__Instructions to follow__
Repeat the data word for word, from its first line through the line that contains "chart1-ratio-point — [114, 84, 122, 92]".

+---+

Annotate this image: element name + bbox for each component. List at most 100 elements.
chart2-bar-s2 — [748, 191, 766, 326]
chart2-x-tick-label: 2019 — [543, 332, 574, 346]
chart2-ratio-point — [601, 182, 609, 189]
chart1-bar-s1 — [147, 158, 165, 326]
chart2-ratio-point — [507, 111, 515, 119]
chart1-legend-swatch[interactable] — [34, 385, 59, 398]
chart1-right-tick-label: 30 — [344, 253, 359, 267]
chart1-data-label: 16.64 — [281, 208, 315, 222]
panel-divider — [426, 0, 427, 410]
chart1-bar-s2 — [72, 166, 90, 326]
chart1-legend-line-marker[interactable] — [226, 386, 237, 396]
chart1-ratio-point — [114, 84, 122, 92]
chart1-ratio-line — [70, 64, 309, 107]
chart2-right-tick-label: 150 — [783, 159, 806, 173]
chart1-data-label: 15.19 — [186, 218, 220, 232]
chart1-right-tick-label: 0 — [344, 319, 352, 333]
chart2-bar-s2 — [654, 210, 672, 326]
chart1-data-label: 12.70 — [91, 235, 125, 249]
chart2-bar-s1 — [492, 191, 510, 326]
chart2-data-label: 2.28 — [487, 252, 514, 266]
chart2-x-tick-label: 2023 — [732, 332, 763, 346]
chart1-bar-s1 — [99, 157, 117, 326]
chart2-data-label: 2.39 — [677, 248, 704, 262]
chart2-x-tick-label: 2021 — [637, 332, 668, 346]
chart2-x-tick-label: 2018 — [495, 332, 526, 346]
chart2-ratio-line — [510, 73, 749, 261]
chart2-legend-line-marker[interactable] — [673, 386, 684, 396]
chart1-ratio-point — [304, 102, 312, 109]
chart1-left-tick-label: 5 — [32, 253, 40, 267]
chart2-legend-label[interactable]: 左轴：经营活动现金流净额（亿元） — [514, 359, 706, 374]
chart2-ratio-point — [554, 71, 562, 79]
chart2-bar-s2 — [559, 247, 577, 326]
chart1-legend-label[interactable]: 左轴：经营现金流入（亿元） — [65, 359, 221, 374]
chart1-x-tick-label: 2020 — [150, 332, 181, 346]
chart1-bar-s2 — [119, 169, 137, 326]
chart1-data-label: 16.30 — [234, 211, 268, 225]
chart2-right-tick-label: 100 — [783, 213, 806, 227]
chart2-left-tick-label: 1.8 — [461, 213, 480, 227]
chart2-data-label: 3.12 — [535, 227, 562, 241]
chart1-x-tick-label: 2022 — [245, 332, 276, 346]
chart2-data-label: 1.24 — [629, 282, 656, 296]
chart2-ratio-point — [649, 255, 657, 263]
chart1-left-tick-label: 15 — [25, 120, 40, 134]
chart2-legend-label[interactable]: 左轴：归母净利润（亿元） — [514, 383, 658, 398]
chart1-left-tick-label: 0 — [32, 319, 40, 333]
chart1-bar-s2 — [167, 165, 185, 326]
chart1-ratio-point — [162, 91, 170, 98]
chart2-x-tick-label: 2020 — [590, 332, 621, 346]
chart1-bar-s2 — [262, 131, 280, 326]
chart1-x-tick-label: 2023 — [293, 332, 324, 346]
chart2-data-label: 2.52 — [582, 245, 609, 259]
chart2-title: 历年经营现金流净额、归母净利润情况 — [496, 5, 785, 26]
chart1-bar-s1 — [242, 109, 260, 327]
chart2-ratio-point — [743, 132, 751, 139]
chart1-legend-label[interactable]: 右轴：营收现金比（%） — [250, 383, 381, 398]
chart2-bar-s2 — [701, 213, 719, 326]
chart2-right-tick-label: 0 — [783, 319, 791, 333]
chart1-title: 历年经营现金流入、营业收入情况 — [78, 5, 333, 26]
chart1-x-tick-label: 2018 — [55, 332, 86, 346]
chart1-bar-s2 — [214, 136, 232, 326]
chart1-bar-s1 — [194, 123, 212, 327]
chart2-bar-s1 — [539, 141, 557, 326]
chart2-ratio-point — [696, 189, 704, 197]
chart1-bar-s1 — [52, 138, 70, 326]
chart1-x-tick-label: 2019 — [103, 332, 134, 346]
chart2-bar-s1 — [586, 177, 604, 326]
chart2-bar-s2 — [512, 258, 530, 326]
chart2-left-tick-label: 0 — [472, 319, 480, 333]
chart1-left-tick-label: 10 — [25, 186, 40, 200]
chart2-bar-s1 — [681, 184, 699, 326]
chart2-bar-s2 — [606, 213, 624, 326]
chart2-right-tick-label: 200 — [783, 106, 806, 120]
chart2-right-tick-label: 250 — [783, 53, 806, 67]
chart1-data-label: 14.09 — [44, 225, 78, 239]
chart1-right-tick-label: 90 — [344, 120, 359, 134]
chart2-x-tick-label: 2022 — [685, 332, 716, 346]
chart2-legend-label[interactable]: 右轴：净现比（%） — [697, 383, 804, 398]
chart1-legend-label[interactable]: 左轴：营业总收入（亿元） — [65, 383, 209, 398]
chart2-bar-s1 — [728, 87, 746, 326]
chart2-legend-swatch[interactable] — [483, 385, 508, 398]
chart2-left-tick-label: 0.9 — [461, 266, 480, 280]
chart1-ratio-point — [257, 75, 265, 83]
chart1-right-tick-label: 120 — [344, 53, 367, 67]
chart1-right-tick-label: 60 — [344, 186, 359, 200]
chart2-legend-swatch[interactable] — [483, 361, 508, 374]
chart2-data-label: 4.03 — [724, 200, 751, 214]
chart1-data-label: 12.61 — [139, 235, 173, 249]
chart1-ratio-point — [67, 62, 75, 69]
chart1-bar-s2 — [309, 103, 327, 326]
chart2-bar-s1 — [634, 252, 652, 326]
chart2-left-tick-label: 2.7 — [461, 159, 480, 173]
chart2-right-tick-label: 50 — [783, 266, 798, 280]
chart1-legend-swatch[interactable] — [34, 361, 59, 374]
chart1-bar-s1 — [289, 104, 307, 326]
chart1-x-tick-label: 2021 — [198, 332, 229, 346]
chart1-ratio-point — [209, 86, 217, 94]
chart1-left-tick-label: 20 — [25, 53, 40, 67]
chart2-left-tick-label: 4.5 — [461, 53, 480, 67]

+---+

__Answer for the task__
Annotate this image: element name + bbox for each component. List at most 100 elements.
chart2-bar-s2 — [748, 191, 766, 326]
chart2-x-tick-label: 2019 — [543, 332, 574, 346]
chart2-ratio-point — [601, 182, 609, 189]
chart1-bar-s1 — [147, 158, 165, 326]
chart2-ratio-point — [507, 111, 515, 119]
chart1-legend-swatch[interactable] — [34, 385, 59, 398]
chart1-right-tick-label: 30 — [344, 253, 359, 267]
chart1-data-label: 16.64 — [281, 208, 315, 222]
panel-divider — [426, 0, 427, 410]
chart1-bar-s2 — [72, 166, 90, 326]
chart1-legend-line-marker[interactable] — [226, 386, 237, 396]
chart1-ratio-point — [114, 84, 122, 92]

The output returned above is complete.